→ **PROBLEMS AND TASKS**
(1) Return the text on gridding logic word for word from "In general, a hypothesis" to "with multiple tiles)".
(2) In the text on gridding logic, what must be saved to represent a tile's polygon?

→ **TEXT**
+ + + + + + +
James Yang edited this page Mar 1, 2022 · 3 revisions

Overview

This page covers the design motivation and decisions around the gridding logic.

Use Cases

Representing A Tile Corresponding to a Gridpoint

In general, a hypothesis space can be written as a disjoint union of intersection hypothesis spaces (IHS), where each IHS represents one configuration of the multiple hypotheses of interest. For example, Hi: θi <= θ0 for i = 1,...,k in the Binomial model with k treatment arm, we would have 2k possible configurations of the multiple hypotheses.

For a given set of gridpoints, we must create a set of tiles, or a collection of a set of points, that satisfies the following:

  • the tiles cover the full null hypothesis space
  • upper-bound can be computed on each tile
  • each tile belongs to exactly one IHS (required by the upper-bound theory)
  • each tile is associated with exactly one gridpoint (but the gridpoint need not be inside the tile and the gridpoint may be associated with multiple tiles)

We will assume all null-hypothesis constraints are defined by a hyperplane. Hence, in general, a tile for a gridpoint will be a polygon. We will not need to represent the polygon as an intersection of (affine) linear functions, rather, we only need to save the vertices of the polygon, since that is all we need to compute the upper-bound.

Information to store:

  • List of gridpoints
    • Needed for every simulation to update InterSum.
    • Needed for UpperBound.
  • List of radius corresponding to each gridpoint (to define the rectangular bounds of the grids)
    • Only needed for UpperBound as a special case for rectangular tiles (shortcut in computing δ_1, δ_1_u, δ_2_u).
    • Note this is only needed one-time for each gridpoint after all simulations.
  • List of simulation sizes
    • Needed for the batcher to decide how much to simulate for each batch and subtract from remaining simulation sizes.
  • List of tiles for each gridpoint
    • Only needed for UpperBound as a special case for the tiles that are not rectangular to check each corner of the tiles to compute the sup quantity in the upper-bound.
+ + + + + + +
Records from a collection:
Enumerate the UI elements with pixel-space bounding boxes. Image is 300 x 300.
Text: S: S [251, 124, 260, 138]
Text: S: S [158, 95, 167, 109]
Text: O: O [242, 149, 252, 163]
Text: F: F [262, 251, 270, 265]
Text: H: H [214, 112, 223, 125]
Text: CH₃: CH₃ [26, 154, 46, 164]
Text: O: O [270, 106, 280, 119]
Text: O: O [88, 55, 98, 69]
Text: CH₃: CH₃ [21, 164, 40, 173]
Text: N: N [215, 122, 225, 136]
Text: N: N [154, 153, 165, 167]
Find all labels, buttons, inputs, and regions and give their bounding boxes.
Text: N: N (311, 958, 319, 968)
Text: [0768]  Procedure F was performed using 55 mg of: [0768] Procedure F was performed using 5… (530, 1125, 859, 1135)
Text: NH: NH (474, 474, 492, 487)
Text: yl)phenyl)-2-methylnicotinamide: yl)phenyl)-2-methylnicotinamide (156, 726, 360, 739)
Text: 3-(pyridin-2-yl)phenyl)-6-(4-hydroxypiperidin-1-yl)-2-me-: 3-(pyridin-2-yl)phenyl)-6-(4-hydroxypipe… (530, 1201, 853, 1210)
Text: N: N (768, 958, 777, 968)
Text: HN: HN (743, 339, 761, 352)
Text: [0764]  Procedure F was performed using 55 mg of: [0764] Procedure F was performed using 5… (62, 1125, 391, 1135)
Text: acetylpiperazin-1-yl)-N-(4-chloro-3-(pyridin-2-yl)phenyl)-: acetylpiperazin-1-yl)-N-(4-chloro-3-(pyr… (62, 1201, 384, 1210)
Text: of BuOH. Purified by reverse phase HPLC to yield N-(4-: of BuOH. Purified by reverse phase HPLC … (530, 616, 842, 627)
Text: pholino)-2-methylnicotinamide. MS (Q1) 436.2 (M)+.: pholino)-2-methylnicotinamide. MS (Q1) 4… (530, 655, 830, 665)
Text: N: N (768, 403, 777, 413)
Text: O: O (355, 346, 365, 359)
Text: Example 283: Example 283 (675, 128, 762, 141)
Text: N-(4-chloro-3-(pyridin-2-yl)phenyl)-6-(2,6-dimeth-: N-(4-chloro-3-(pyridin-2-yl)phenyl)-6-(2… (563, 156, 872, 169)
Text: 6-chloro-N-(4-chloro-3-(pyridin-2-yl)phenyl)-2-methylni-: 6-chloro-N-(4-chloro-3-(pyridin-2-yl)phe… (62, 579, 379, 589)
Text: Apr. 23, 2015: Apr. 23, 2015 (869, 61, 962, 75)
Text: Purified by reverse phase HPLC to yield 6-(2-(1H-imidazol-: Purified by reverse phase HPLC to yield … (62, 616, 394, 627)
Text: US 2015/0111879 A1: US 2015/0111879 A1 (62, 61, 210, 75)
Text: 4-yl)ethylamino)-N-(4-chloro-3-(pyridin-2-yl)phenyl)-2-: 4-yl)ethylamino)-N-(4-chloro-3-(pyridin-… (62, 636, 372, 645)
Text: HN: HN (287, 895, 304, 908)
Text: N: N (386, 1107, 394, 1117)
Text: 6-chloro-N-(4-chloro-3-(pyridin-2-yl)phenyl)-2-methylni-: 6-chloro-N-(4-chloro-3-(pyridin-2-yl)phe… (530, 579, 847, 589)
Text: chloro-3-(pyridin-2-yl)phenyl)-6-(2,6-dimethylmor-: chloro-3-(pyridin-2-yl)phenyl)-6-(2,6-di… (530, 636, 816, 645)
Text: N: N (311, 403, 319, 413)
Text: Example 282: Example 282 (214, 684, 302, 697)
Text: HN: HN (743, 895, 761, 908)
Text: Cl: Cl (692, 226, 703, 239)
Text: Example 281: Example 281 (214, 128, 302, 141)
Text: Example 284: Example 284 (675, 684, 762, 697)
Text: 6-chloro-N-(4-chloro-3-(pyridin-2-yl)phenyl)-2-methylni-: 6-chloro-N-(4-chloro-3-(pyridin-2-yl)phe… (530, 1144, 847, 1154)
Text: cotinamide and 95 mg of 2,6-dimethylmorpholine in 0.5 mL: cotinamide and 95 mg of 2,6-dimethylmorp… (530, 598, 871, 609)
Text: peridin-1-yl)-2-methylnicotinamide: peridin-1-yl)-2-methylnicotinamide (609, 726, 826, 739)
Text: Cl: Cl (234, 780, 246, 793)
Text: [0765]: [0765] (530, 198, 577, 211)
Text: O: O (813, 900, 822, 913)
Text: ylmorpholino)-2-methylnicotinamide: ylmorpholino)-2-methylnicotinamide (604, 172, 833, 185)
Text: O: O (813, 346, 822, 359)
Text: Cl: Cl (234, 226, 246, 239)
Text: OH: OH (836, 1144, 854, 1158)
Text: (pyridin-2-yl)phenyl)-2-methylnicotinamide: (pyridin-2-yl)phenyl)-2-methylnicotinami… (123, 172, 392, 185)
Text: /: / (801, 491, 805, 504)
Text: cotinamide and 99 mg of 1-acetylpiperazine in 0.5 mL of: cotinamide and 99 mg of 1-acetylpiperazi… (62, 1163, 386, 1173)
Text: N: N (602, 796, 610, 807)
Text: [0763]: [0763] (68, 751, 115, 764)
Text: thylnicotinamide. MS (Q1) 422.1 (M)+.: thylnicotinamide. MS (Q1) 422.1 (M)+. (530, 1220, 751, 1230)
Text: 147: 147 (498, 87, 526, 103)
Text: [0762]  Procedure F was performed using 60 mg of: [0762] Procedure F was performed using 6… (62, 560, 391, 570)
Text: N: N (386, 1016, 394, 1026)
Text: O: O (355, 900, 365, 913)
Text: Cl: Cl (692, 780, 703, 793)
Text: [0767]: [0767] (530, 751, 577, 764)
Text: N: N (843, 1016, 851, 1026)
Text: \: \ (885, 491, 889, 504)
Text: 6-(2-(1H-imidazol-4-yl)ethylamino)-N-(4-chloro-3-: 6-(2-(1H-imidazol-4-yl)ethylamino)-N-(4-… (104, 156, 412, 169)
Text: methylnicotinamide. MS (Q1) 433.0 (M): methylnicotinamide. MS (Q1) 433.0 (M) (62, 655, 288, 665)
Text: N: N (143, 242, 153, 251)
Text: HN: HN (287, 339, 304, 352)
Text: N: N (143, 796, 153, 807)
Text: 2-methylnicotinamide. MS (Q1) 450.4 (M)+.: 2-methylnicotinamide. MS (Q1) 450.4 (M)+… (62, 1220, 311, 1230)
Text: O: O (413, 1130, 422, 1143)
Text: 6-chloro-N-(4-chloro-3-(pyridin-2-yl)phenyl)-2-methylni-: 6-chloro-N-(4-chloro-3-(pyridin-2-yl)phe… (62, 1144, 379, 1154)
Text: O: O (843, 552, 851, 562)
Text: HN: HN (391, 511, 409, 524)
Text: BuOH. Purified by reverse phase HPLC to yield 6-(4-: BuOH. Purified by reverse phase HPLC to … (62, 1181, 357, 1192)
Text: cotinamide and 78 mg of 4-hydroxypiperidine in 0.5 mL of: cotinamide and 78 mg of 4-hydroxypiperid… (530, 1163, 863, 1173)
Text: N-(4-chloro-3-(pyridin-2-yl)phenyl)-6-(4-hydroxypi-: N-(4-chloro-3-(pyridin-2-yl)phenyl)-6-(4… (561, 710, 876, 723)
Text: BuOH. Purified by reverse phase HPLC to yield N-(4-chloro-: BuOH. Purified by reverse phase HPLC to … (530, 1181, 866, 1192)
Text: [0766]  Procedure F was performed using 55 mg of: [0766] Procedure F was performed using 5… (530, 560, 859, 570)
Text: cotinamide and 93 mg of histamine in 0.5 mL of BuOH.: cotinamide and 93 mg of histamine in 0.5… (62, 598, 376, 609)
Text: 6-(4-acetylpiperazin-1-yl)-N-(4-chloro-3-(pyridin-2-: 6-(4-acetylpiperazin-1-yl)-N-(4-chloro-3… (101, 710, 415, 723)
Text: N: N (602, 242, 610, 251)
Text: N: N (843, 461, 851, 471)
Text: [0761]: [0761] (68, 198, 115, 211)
+ + + + + + +
→ **SET OF ANSWERS**
(1)
In general, a hypothesis space can be written as a disjoint union of intersection hypothesis spaces (IHS), where each IHS represents one configuration of the multiple hypotheses of interest. For example, Hi: θi <= θ0 for i = 1,...,k in the Binomial model with k treatment arm, we would have 2k possible configurations of the multiple hypotheses.

For a given set of gridpoints, we must create a set of tiles, or a collection of a set of points, that satisfies the following:

  • the tiles cover the full null hypothesis space
  • upper-bound can be computed on each tile
  • each tile belongs to exactly one IHS (required by the upper-bound theory)
  • each tile is associated with exactly one gridpoint (but the gridpoint need not be inside the tile and the gridpoint may be associated with multiple tiles)

(2) Only the vertices of the polygon, since that is all that is needed to compute the upper-bound.